>> BEGIN Dataset entries

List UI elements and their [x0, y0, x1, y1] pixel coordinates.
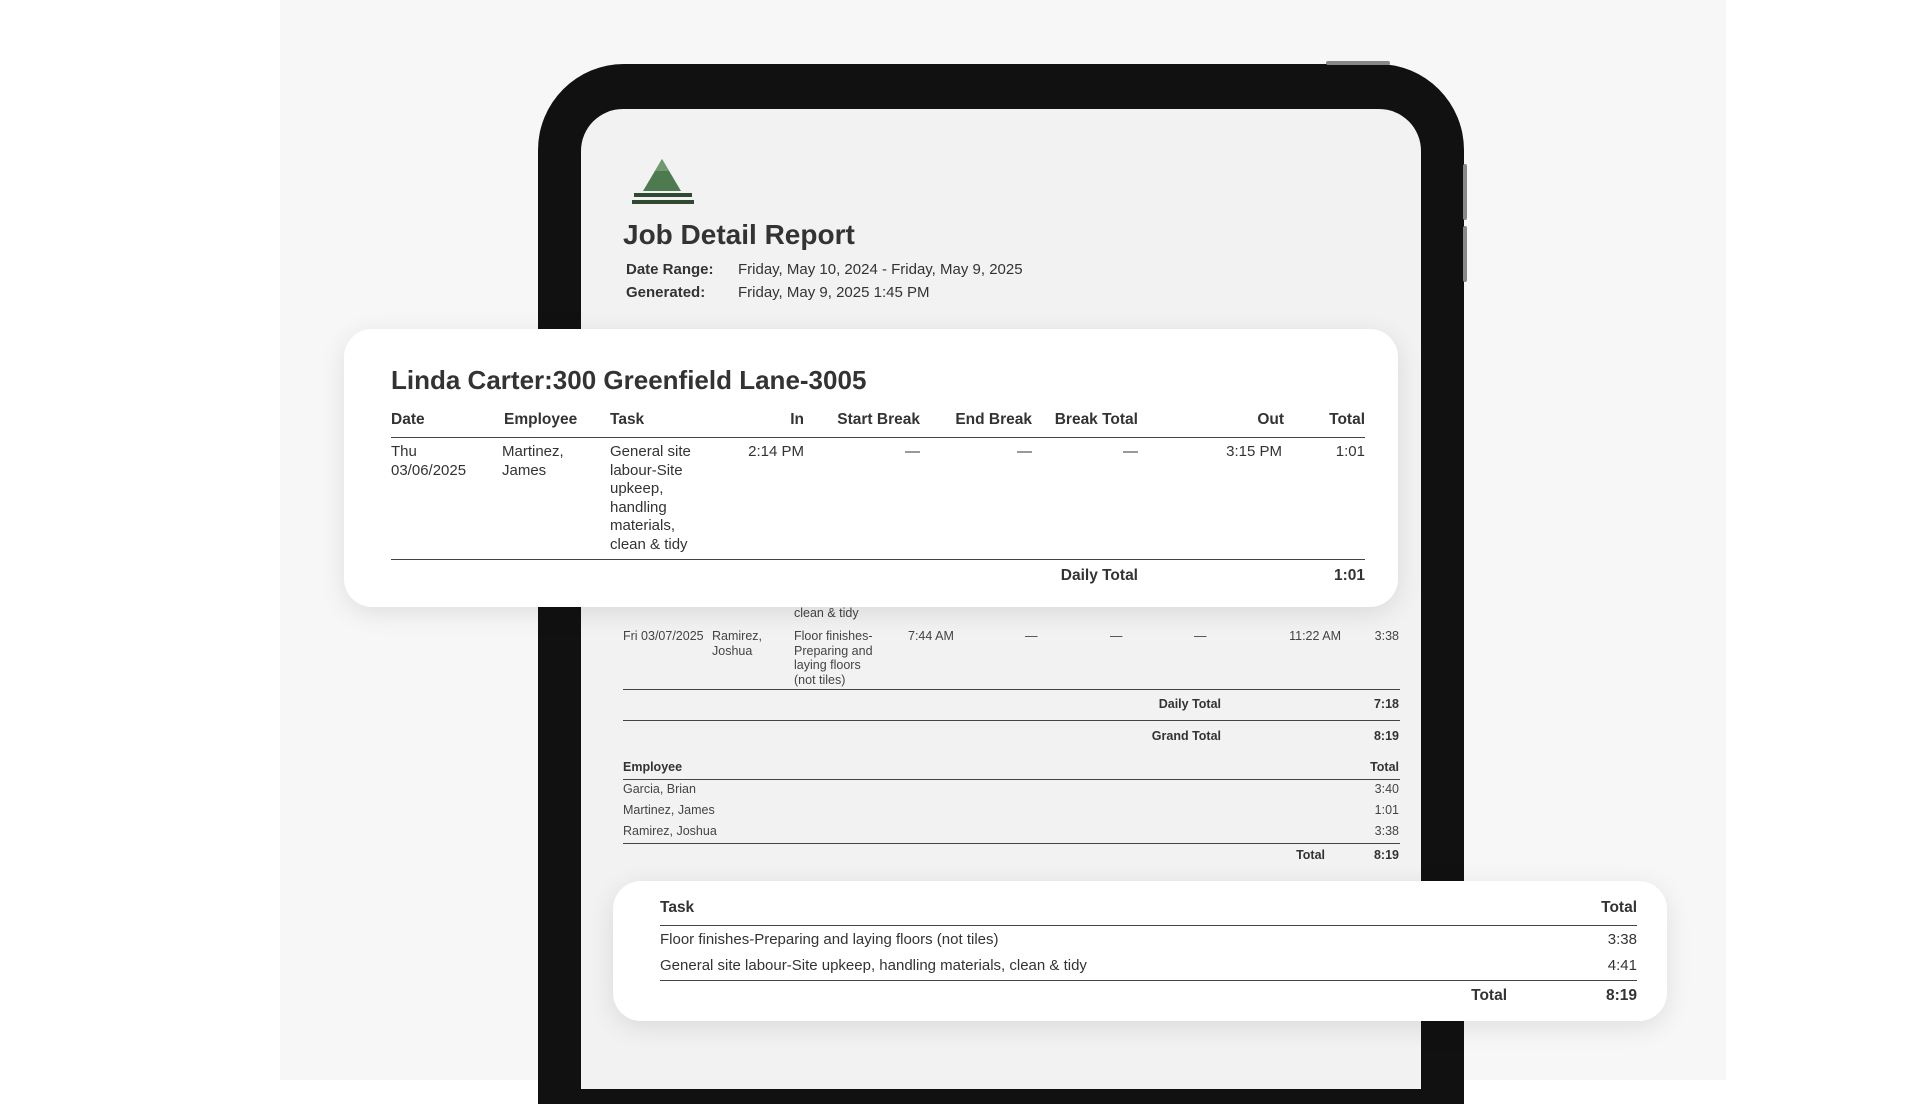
job-detail-card: Linda Carter:300 Greenfield Lane-3005 Da… — [344, 329, 1398, 607]
row-in: 2:14 PM — [748, 443, 804, 460]
col-end-break-header: End Break — [955, 411, 1032, 428]
row-task: Floor finishes-Preparing and laying floo… — [794, 629, 873, 687]
row-in: 7:44 AM — [908, 629, 954, 643]
header-divider — [391, 437, 1365, 438]
tablet-side-button — [1463, 164, 1467, 220]
row-start-break: — — [1025, 629, 1038, 643]
divider — [623, 843, 1400, 844]
col-employee-header: Employee — [504, 411, 578, 428]
row-end-break: — — [1017, 443, 1032, 460]
employee-name: Martinez, James — [623, 803, 715, 817]
row-end-break: — — [1110, 629, 1123, 643]
generated-row: Generated: Friday, May 9, 2025 1:45 PM — [626, 284, 929, 301]
row-divider — [660, 980, 1637, 981]
col-start-break-header: Start Break — [837, 411, 920, 428]
row-out: 3:15 PM — [1226, 443, 1282, 460]
col-break-total-header: Break Total — [1054, 411, 1138, 428]
col-out-header: Out — [1257, 411, 1284, 428]
tablet-side-button — [1463, 226, 1467, 282]
col-in-header: In — [790, 411, 804, 428]
employee-total-header: Total — [1370, 760, 1399, 774]
row-start-break: — — [905, 443, 920, 460]
employee-total: 1:01 — [1374, 803, 1399, 817]
daily-total-label: Daily Total — [1060, 567, 1138, 584]
row-break-total: — — [1194, 629, 1207, 643]
tablet-top-button — [1326, 61, 1390, 65]
grand-total-value: 8:19 — [1373, 729, 1399, 743]
grand-total-label: Grand Total — [1151, 729, 1221, 743]
company-logo — [632, 159, 694, 204]
task-total: 4:41 — [1607, 957, 1637, 974]
generated-value: Friday, May 9, 2025 1:45 PM — [738, 284, 930, 301]
col-date-header: Date — [391, 411, 425, 428]
row-break-total: — — [1123, 443, 1138, 460]
col-task-header: Task — [610, 411, 645, 428]
employee-header: Employee — [623, 760, 683, 774]
daily-total-value: 1:01 — [1333, 567, 1365, 584]
employee-total: 3:40 — [1374, 782, 1399, 796]
report-title: Job Detail Report — [623, 219, 855, 250]
task-summary-card: Task Total Floor finishes-Preparing and … — [613, 881, 1667, 1021]
row-date: Fri 03/07/2025 — [623, 629, 704, 643]
employee-summary-total-value: 8:19 — [1373, 848, 1399, 862]
row-total: 1:01 — [1335, 443, 1365, 460]
task-name: Floor finishes-Preparing and laying floo… — [660, 931, 999, 948]
divider — [623, 779, 1400, 780]
divider — [623, 720, 1400, 721]
row-task: General site labour-Site upkeep, handlin… — [610, 443, 691, 553]
partial-task-text: clean & tidy — [794, 606, 859, 620]
task-name: General site labour-Site upkeep, handlin… — [660, 957, 1087, 974]
row-employee: Martinez, James — [502, 443, 564, 479]
divider — [623, 689, 1400, 690]
header-divider — [660, 925, 1637, 926]
task-total: 3:38 — [1607, 931, 1637, 948]
job-title: Linda Carter:300 Greenfield Lane-3005 — [391, 365, 867, 395]
task-header: Task — [660, 899, 695, 916]
employee-name: Ramirez, Joshua — [623, 824, 717, 838]
date-range-row: Date Range: Friday, May 10, 2024 - Friday… — [626, 261, 1023, 278]
employee-name: Garcia, Brian — [623, 782, 696, 796]
generated-label: Generated: — [626, 284, 706, 301]
row-employee: Ramirez, Joshua — [712, 629, 763, 658]
employee-total: 3:38 — [1374, 824, 1399, 838]
task-summary-total-label: Total — [1471, 987, 1507, 1004]
task-total-header: Total — [1601, 899, 1637, 916]
daily-total-label: Daily Total — [1158, 697, 1221, 711]
row-total: 3:38 — [1374, 629, 1399, 643]
date-range-value: Friday, May 10, 2024 - Friday, May 9, 20… — [738, 261, 1023, 278]
task-summary-total-value: 8:19 — [1605, 987, 1637, 1004]
daily-total-value: 7:18 — [1373, 697, 1399, 711]
date-range-label: Date Range: — [626, 261, 714, 278]
col-total-header: Total — [1329, 411, 1365, 428]
row-divider — [391, 559, 1365, 560]
row-date: Thu 03/06/2025 — [391, 443, 467, 479]
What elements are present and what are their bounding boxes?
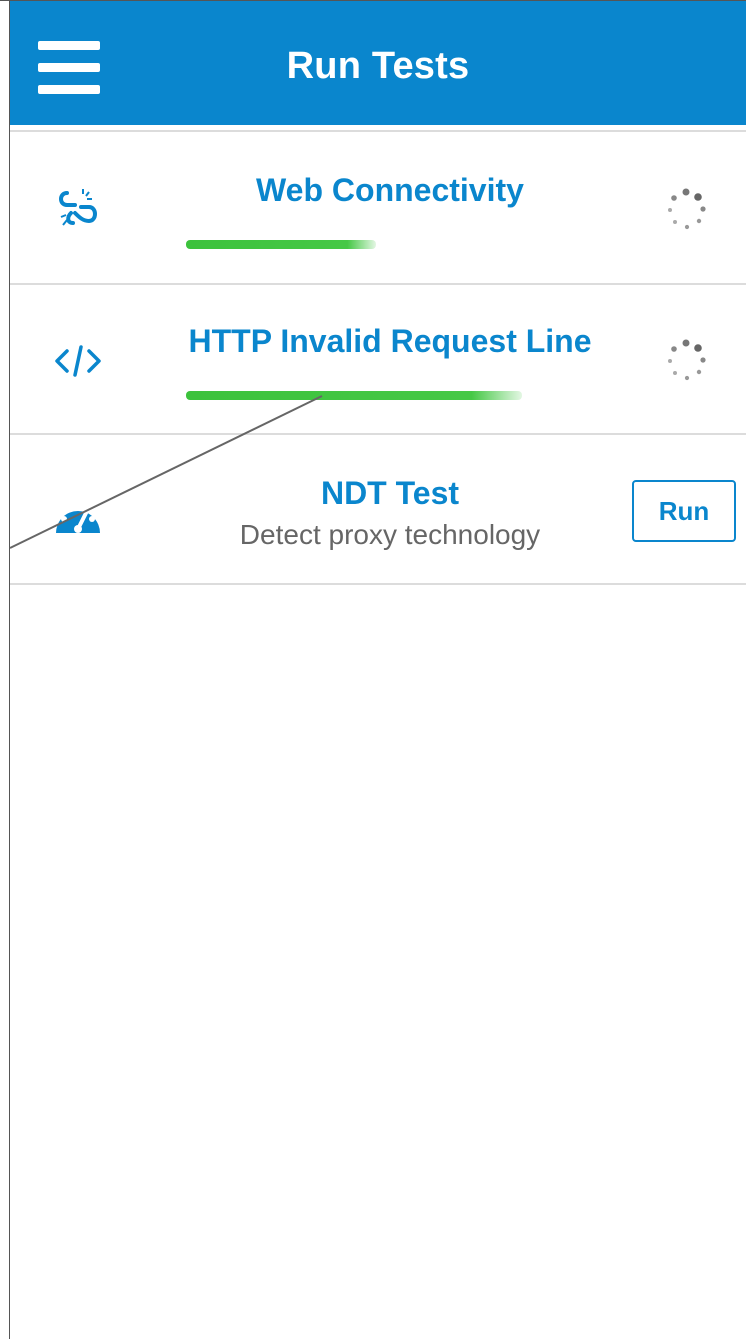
test-title: HTTP Invalid Request Line [188, 323, 592, 359]
run-button[interactable]: Run [632, 480, 736, 542]
code-icon [50, 333, 106, 389]
progress-bar [186, 391, 522, 400]
loading-spinner-icon [668, 188, 706, 230]
loading-spinner-icon [668, 339, 706, 381]
test-row-http-invalid-request-line[interactable]: HTTP Invalid Request Line [10, 285, 746, 433]
top-app-bar: Run Tests [10, 1, 746, 125]
speedometer-icon [50, 489, 106, 545]
test-title: Web Connectivity [256, 172, 524, 208]
progress-bar-fill [186, 240, 376, 249]
run-tests-screen: Run Tests Web Connectivity HTTP Invalid … [0, 0, 746, 1339]
broken-link-icon [50, 180, 106, 236]
test-subtitle: Detect proxy technology [239, 519, 541, 550]
test-title: NDT Test [320, 475, 460, 511]
page-title: Run Tests [286, 45, 470, 87]
divider [10, 583, 746, 585]
test-row-ndt-test[interactable]: NDT Test Detect proxy technology Run [10, 435, 746, 583]
test-row-web-connectivity[interactable]: Web Connectivity [10, 132, 746, 280]
progress-bar-fill [186, 391, 522, 400]
progress-bar [186, 240, 376, 249]
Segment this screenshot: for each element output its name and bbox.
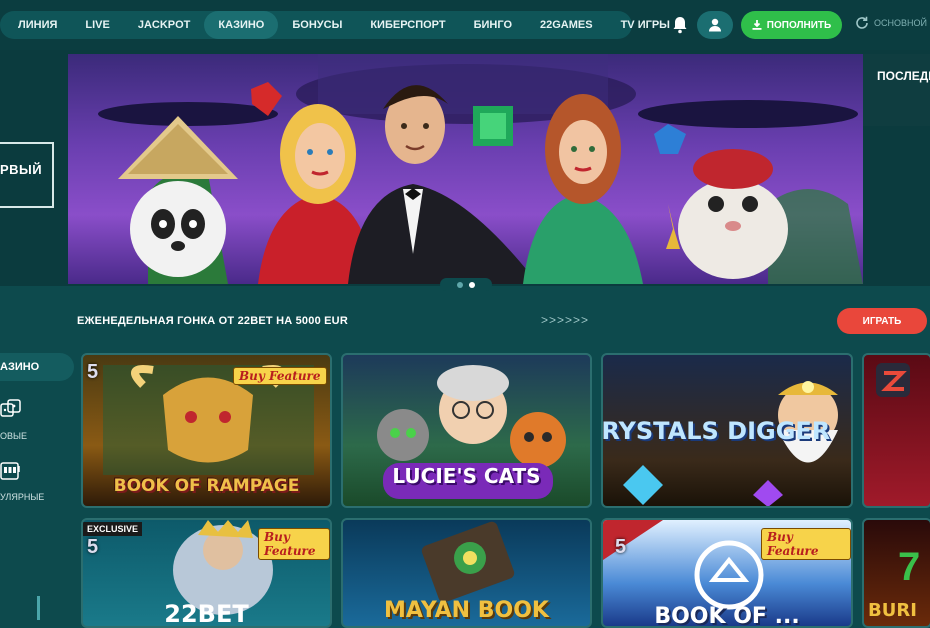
buy-feature-badge: Buy Feature xyxy=(258,528,330,560)
game-tile-book-of[interactable]: 5 Buy Feature BOOK OF ... xyxy=(601,518,853,628)
exclusive-tag: EXCLUSIVE xyxy=(83,522,143,536)
nav-item-line[interactable]: ЛИНИЯ xyxy=(4,11,71,39)
game-title: BURI xyxy=(868,600,917,621)
game-title: CRYSTALS DIGGER xyxy=(601,417,831,445)
user-icon xyxy=(709,18,721,32)
banner-artwork xyxy=(98,54,863,284)
game-tile-book-of-rampage[interactable]: 5 Buy Feature BOOK OF RAMPAGE xyxy=(81,353,332,508)
banner-prev-text: РВЫЙ xyxy=(0,162,43,177)
nav-item-22games[interactable]: 22GAMES xyxy=(526,11,607,39)
deposit-label: ПОПОЛНИТЬ xyxy=(766,19,832,31)
game-tile-mayan-book[interactable]: MAYAN BOOK xyxy=(341,518,592,628)
download-icon xyxy=(752,20,762,30)
game-title: 22BET xyxy=(164,600,249,628)
promo-arrows-icon: >>>>>> xyxy=(541,313,590,327)
main-nav: ЛИНИЯ LIVE JACKPOT КАЗИНО БОНУСЫ КИБЕРСП… xyxy=(0,11,724,39)
banner-prev-slide[interactable]: РВЫЙ xyxy=(0,142,54,208)
game-tile-lucies-cats[interactable]: LUCIE'S CATS xyxy=(341,353,592,508)
user-button[interactable] xyxy=(697,11,733,39)
game-tile-crystals-digger[interactable]: CRYSTALS DIGGER xyxy=(601,353,853,508)
sidebar-item-popular[interactable]: УЛЯРНЫЕ xyxy=(0,492,44,502)
buy-feature-badge: Buy Feature xyxy=(233,367,327,385)
deposit-button[interactable]: ПОПОЛНИТЬ xyxy=(741,11,842,39)
game-title: LUCIE'S CATS xyxy=(392,464,541,488)
play-button[interactable]: ИГРАТЬ xyxy=(837,308,927,334)
provider-badge: 5 xyxy=(87,361,99,383)
game-art xyxy=(876,363,910,397)
game-title: BOOK OF ... xyxy=(654,604,800,628)
banner-slide[interactable] xyxy=(68,54,863,284)
promo-title: ЕЖЕНЕДЕЛЬНАЯ ГОНКА ОТ 22BET НА 5000 EUR xyxy=(77,315,348,327)
sidebar-scroll-indicator xyxy=(37,596,40,620)
provider-badge: 5 xyxy=(87,536,99,558)
sidebar-casino-header[interactable]: АЗИНО xyxy=(0,353,74,381)
account-balance-label: ОСНОВНОЙ ( xyxy=(874,18,930,28)
top-bar: ЛИНИЯ LIVE JACKPOT КАЗИНО БОНУСЫ КИБЕРСП… xyxy=(0,0,930,50)
nav-item-live[interactable]: LIVE xyxy=(71,11,123,39)
provider-badge: 5 xyxy=(615,536,627,558)
banner-next-text: ПОСЛЕДН xyxy=(877,69,930,83)
game-tile-partial-1[interactable] xyxy=(862,353,930,508)
dice-icon xyxy=(0,399,21,417)
carousel-dot-2[interactable] xyxy=(469,281,475,288)
game-title: BOOK OF RAMPAGE xyxy=(113,476,300,496)
refresh-icon[interactable] xyxy=(855,16,869,30)
carousel-dots xyxy=(440,278,492,291)
nav-item-esports[interactable]: КИБЕРСПОРТ xyxy=(356,11,459,39)
nav-item-bonuses[interactable]: БОНУСЫ xyxy=(278,11,356,39)
nav-item-jackpot[interactable]: JACKPOT xyxy=(124,11,205,39)
nav-item-bingo[interactable]: БИНГО xyxy=(460,11,526,39)
sidebar-item-new[interactable]: ОВЫЕ xyxy=(0,431,27,441)
game-tile-partial-2[interactable]: 7 BURI xyxy=(862,518,930,628)
game-tile-22bet-exclusive[interactable]: EXCLUSIVE 5 Buy Feature 22BET xyxy=(81,518,332,628)
buy-feature-badge: Buy Feature xyxy=(761,528,851,560)
carousel-dot-1[interactable] xyxy=(457,281,463,288)
slot-machine-icon xyxy=(0,462,20,480)
svg-text:7: 7 xyxy=(898,545,920,589)
game-title: MAYAN BOOK xyxy=(384,598,549,623)
nav-item-casino[interactable]: КАЗИНО xyxy=(204,11,279,39)
banner-next-slide[interactable]: ПОСЛЕДН xyxy=(863,54,930,126)
bell-icon[interactable] xyxy=(672,16,688,34)
sidebar-casino-label: АЗИНО xyxy=(0,361,40,373)
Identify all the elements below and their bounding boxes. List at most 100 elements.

>> END Dataset entries

The request: Convert the lines of the records starting at the line that contains "job-detail-card: Linda Carter:300" and ending at the line that contains "employee-total: 3:40 — [1374, 782, 1399, 796]" into a JSON list of strings. Each string should hold one line, and blank lines should be left out.

The response:
[
  "job-detail-card: Linda Carter:300 Greenfield Lane-3005 Da… — [344, 329, 1398, 607]",
  "row-in: 2:14 PM — [748, 443, 804, 460]",
  "col-end-break-header: End Break — [955, 411, 1032, 428]",
  "row-task: Floor finishes-Preparing and laying floo… — [794, 629, 873, 687]",
  "row-in: 7:44 AM — [908, 629, 954, 643]",
  "header-divider — [391, 437, 1365, 438]",
  "tablet-side-button — [1463, 164, 1467, 220]",
  "row-start-break: — — [1025, 629, 1038, 643]",
  "divider — [623, 843, 1400, 844]",
  "col-employee-header: Employee — [504, 411, 578, 428]",
  "row-end-break: — — [1017, 443, 1032, 460]",
  "employee-name: Martinez, James — [623, 803, 715, 817]",
  "row-end-break: — — [1110, 629, 1123, 643]",
  "generated-row: Generated: Friday, May 9, 2025 1:45 PM — [626, 284, 929, 301]",
  "row-divider — [660, 980, 1637, 981]",
  "col-start-break-header: Start Break — [837, 411, 920, 428]",
  "row-out: 3:15 PM — [1226, 443, 1282, 460]",
  "col-break-total-header: Break Total — [1054, 411, 1138, 428]",
  "col-out-header: Out — [1257, 411, 1284, 428]",
  "tablet-side-button — [1463, 226, 1467, 282]",
  "col-in-header: In — [790, 411, 804, 428]",
  "employee-total-header: Total — [1370, 760, 1399, 774]",
  "row-start-break: — — [905, 443, 920, 460]",
  "employee-total: 1:01 — [1374, 803, 1399, 817]",
  "daily-total-label: Daily Total — [1060, 567, 1138, 584]",
  "row-break-total: — — [1194, 629, 1207, 643]",
  "tablet-top-button — [1326, 61, 1390, 65]",
  "grand-total-value: 8:19 — [1373, 729, 1399, 743]",
  "grand-total-label: Grand Total — [1151, 729, 1221, 743]",
  "company-logo — [632, 159, 694, 204]",
  "task-total: 4:41 — [1607, 957, 1637, 974]",
  "generated-value: Friday, May 9, 2025 1:45 PM — [738, 284, 930, 301]",
  "col-date-header: Date — [391, 411, 425, 428]",
  "row-break-total: — — [1123, 443, 1138, 460]",
  "col-task-header: Task — [610, 411, 645, 428]",
  "employee-header: Employee — [623, 760, 683, 774]",
  "daily-total-value: 1:01 — [1333, 567, 1365, 584]",
  "employee-total: 3:40 — [1374, 782, 1399, 796]"
]